▶ [REQUIRED WORK] Write out all the entries word for word and omit any pictures.

______________________________

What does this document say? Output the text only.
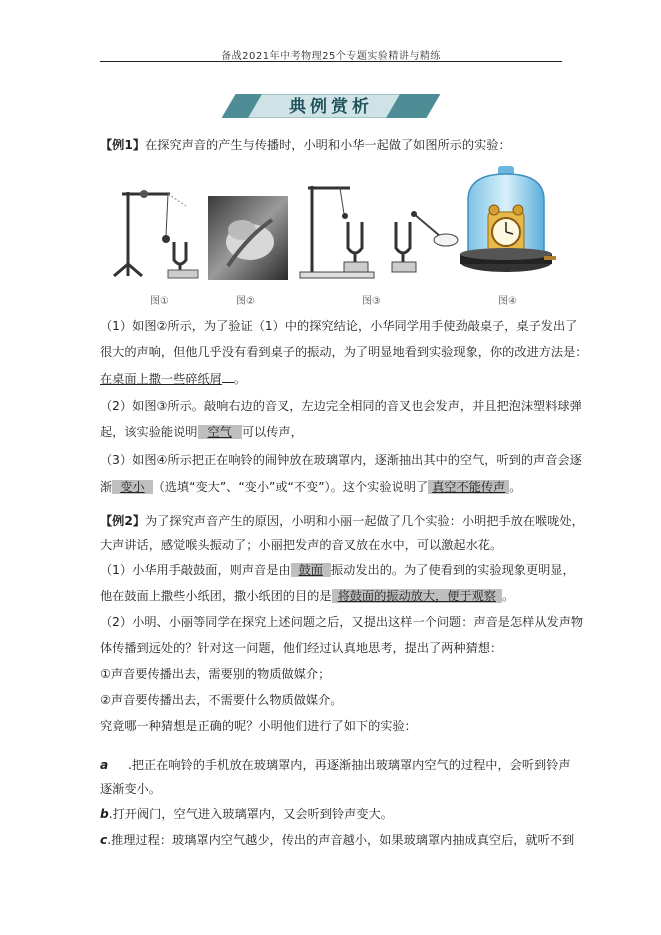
备战2021年中考物理25个专题实验精讲与精练
典例赏析
【例1】在探究声音的产生与传播时，小明和小华一起做了如图所示的实验：
图①	图②	图③	图④
（1）如图②所示，为了验证（1）中的探究结论，小华同学用手使劲敲桌子，桌子发出了
很大的声响，但他几乎没有看到桌子的振动，为了明显地看到实验现象，你的改进方法是：
在桌面上撒一些碎纸屑 。
（2）如图③所示。敲响右边的音叉，左边完全相同的音叉也会发声，并且把泡沫塑料球弹
起，该实验能说明 空气 可以传声，
（3）如图④所示把正在响铃的闹钟放在玻璃罩内，逐渐抽出其中的空气，听到的声音会逐
渐 变小 （选填“变大”、“变小”或“不变”）。这个实验说明了 真空不能传声 。
【例2】为了探究声音产生的原因，小明和小丽一起做了几个实验：小明把手放在喉咙处，
大声讲话，感觉喉头振动了；小丽把发声的音叉放在水中，可以激起水花。
（1）小华用手敲鼓面，则声音是由 鼓面 振动发出的。为了使看到的实验现象更明显，
他在鼓面上撒些小纸团，撒小纸团的目的是 将鼓面的振动放大，便于观察 。
（2）小明、小丽等同学在探究上述问题之后，又提出这样一个问题：声音是怎样从发声物
体传播到远处的？针对这一问题，他们经过认真地思考，提出了两种猜想：
①声音要传播出去，需要别的物质做媒介；
②声音要传播出去，不需要什么物质做媒介。
究竟哪一种猜想是正确的呢？小明他们进行了如下的实验：
a .把正在响铃的手机放在玻璃罩内，再逐渐抽出玻璃罩内空气的过程中，会听到铃声
逐渐变小。
b.打开阀门，空气进入玻璃罩内，又会听到铃声变大。
c.推理过程：玻璃罩内空气越少，传出的声音越小，如果玻璃罩内抽成真空后，就听不到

______________________________

▶ [EXPECTED ANSWER]
What does this document say? Output the text only.
备战2021年中考物理25个专题实验精讲与精练
典例赏析
【例1】在探究声音的产生与传播时，小明和小华一起做了如图所示的实验：
图①	图②	图③	图④
（1）如图②所示，为了验证（1）中的探究结论，小华同学用手使劲敲桌子，桌子发出了
很大的声响，但他几乎没有看到桌子的振动，为了明显地看到实验现象，你的改进方法是：
在桌面上撒一些碎纸屑 。
（2）如图③所示。敲响右边的音叉，左边完全相同的音叉也会发声，并且把泡沫塑料球弹
起，该实验能说明 空气 可以传声，
（3）如图④所示把正在响铃的闹钟放在玻璃罩内，逐渐抽出其中的空气，听到的声音会逐
渐 变小 （选填“变大”、“变小”或“不变”）。这个实验说明了 真空不能传声 。
【例2】为了探究声音产生的原因，小明和小丽一起做了几个实验：小明把手放在喉咙处，
大声讲话，感觉喉头振动了；小丽把发声的音叉放在水中，可以激起水花。
（1）小华用手敲鼓面，则声音是由 鼓面 振动发出的。为了使看到的实验现象更明显，
他在鼓面上撒些小纸团，撒小纸团的目的是 将鼓面的振动放大，便于观察 。
（2）小明、小丽等同学在探究上述问题之后，又提出这样一个问题：声音是怎样从发声物
体传播到远处的？针对这一问题，他们经过认真地思考，提出了两种猜想：
①声音要传播出去，需要别的物质做媒介；
②声音要传播出去，不需要什么物质做媒介。
究竟哪一种猜想是正确的呢？小明他们进行了如下的实验：
a .把正在响铃的手机放在玻璃罩内，再逐渐抽出玻璃罩内空气的过程中，会听到铃声
逐渐变小。
b.打开阀门，空气进入玻璃罩内，又会听到铃声变大。
c.推理过程：玻璃罩内空气越少，传出的声音越小，如果玻璃罩内抽成真空后，就听不到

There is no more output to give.